__Objective A__
Reproduce the passage of the judgment from "2. The appellant" up to and including "have been met?", word for word.

__Source__

Wiseborn Industries (K) Limited v Fortune Sacco Society Ltd [2019] KEHC 1303 (KLR)
Full Case Text
REPUBLIC OF KENYA
IN THE HIGH COURT OF KENYA
AT NAIROBI
CIVIL APPEAL NO. 229 OF 2018
(CORAM: F. GIKONYO J.)
WISEBORN INDUSTRIES (K) LIMITED.... APPELLANT
VERSUS
FORTUNE SACCO SOCIETY LTD ............RESPONDENT
(An appeal from the ruling/order of the Co-operatives Tribunal at Nairobi dated 11th April 2018 in Co-operatives Tribunal Case No. 811 of 2017)
JUDGMENT
1. The appellant being the plaintiff filed an application dated 15th December 2017 seeking among other orders an injunction against the respondent from selling, alienating or in whatever other way interfering with L. R. Title No.. Baragwe/Raimu 2366, 2369 and 3282 until the hearing and determination of the suit. On 11th April 2018 the tribunal granted the injunction on condition that half of the sum owed is deposited in an interest earning account within 60 days.
2. The appellant being aggrieved by the said decision filed this appeal citing four (4) grounds which may be summarized into one issue: whether the conditions for granting an interlocutory injunction have been met?
ANALYSIS AND DETERMINATION
3. As the first appellate court, this court should evaluate material before the court and make its own determination. See: Selle & Another vs. Associated Motor Board Company Ltd [1968] EA 123.
4. Upon perusal of the application, I find that the other two prayers, except, the prayers for injunction and the general one for ‘’such other order or relief that the court may deem fit to grant’’, were already spent at the time the tribunal heard the appellant’s application dated 15th December 2017. Accordingly, the tribunal did not err when it concluded that the matter for consideration before it was one of injunction. I will therefore proceed to determine the prospect or otherwise of granting an interlocutory injunction herein.
Threshold for interlocutory injunction
5. Even before the enactment of the Constitution of Kenya 2010, Ojwang Ag. J. (as he then was) did not mince his words on the need for a more intrinsic test in granting injunctive relief when he stated in the case of Suleiman vs Amboseli Resort Ltd (2004) e KLR 589at page 607that: -
‘….counsel for the defendant urged that the shape of the law governing the grant of injunctive relief was long ago, in Giella Vs Cassman Brown, in 1973 cast in stone and no new element may be added to that position. I am not, with respect, in agreement with counsel in that point, for the law has always kept growing to greater levels of refinement, as it expands to cover new situations not exactly foreseen before. Justice Hoffman in the English case of Films Rover International made this point regarding the grant of injunctive relief (1986) 3 All ER 772 at page 780-781:-
“ A fundamental principle is that the court should take whichever course appears to carry the lower risk of injustice if it should turn out to have been “wrong”….”
Traditionally, on the basis of the well accepted principles set out by the court of Appeal in Giella Vs Cassman Brown the court has had to consider the following questions before granting injunctive relief.
i. Is there a prima facie case….
ii. Does the applicant stand to suffer irreparable harm…
iii. On which side does the balance of convenience lie?

__Objective B__
Write out the entries below word for word, from their first line up to and including the line with "legend-marker: [147, 441, 159, 453]".

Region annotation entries
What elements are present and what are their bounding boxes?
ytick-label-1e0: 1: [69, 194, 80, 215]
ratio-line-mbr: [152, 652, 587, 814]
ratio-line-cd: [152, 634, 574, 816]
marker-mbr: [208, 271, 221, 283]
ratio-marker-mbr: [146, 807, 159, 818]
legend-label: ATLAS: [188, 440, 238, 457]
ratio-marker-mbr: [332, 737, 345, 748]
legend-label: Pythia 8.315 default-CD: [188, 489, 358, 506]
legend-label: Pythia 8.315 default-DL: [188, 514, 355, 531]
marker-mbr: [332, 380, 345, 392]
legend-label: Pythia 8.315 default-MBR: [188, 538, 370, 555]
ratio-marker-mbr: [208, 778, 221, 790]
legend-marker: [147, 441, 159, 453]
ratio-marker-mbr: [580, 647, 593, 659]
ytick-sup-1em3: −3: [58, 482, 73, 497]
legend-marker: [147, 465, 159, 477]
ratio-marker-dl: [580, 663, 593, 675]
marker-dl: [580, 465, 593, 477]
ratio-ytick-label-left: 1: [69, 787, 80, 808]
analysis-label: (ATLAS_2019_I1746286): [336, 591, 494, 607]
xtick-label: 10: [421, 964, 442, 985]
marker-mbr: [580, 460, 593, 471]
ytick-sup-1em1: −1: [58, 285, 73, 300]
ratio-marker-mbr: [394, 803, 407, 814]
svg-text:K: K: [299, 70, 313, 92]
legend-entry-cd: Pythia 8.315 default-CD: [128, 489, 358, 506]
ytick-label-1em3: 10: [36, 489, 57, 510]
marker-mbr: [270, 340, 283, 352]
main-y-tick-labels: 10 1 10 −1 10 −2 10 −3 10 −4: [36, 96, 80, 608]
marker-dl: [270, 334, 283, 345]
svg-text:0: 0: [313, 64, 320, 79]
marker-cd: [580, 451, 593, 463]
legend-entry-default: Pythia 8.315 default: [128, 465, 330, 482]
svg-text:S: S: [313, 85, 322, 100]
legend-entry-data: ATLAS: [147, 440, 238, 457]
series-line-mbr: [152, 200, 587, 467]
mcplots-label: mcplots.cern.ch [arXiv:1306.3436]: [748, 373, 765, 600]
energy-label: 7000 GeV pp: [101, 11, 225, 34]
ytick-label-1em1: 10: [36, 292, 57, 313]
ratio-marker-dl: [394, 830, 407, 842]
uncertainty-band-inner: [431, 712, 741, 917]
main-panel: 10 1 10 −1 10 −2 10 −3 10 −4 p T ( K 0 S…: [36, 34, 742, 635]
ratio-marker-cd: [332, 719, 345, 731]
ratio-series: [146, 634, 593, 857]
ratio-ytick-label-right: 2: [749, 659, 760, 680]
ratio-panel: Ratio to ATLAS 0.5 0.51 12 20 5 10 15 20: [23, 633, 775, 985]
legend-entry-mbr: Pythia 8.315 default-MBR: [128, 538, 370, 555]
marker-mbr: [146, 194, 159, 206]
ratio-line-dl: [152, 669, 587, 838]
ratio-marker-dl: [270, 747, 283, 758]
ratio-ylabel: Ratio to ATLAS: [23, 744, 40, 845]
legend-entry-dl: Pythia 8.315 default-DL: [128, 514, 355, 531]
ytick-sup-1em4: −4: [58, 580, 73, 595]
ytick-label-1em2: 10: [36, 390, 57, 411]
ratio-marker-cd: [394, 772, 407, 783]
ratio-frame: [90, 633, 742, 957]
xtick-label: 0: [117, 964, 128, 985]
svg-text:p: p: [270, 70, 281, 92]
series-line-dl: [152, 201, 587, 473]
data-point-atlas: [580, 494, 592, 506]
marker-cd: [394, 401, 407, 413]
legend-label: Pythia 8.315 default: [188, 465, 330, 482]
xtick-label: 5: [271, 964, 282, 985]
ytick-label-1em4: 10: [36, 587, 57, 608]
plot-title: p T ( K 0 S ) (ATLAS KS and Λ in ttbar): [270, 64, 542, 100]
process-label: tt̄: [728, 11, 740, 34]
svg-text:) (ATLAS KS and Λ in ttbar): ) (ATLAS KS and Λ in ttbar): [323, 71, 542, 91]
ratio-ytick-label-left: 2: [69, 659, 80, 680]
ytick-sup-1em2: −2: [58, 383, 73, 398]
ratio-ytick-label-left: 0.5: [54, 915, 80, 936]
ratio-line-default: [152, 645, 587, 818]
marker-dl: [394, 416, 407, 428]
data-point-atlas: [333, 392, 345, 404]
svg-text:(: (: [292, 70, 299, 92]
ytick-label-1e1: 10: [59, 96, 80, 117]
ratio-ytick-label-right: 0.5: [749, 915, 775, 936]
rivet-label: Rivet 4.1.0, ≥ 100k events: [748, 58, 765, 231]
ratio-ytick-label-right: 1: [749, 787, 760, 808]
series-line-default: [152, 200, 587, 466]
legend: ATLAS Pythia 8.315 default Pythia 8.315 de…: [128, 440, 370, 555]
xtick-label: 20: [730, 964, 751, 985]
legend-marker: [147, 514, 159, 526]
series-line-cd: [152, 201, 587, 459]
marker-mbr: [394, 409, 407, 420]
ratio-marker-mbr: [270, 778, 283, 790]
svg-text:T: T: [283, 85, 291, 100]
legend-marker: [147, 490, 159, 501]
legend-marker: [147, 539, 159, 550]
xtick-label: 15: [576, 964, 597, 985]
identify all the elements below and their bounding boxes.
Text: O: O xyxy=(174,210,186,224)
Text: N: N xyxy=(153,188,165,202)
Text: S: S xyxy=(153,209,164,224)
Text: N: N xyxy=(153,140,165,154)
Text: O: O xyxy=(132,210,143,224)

__Finished answer A__
2. The appellant being aggrieved by the said decision filed this appeal citing four (4) grounds which may be summarized into one issue: whether the conditions for granting an interlocutory injunction have been met?

__Finished answer B__
What elements are present and what are their bounding boxes?
ytick-label-1e0: 1: [69, 194, 80, 215]
ratio-line-mbr: [152, 652, 587, 814]
ratio-line-cd: [152, 634, 574, 816]
marker-mbr: [208, 271, 221, 283]
ratio-marker-mbr: [146, 807, 159, 818]
legend-label: ATLAS: [188, 440, 238, 457]
ratio-marker-mbr: [332, 737, 345, 748]
legend-label: Pythia 8.315 default-CD: [188, 489, 358, 506]
legend-label: Pythia 8.315 default-DL: [188, 514, 355, 531]
marker-mbr: [332, 380, 345, 392]
legend-label: Pythia 8.315 default-MBR: [188, 538, 370, 555]
ratio-marker-mbr: [208, 778, 221, 790]
legend-marker: [147, 441, 159, 453]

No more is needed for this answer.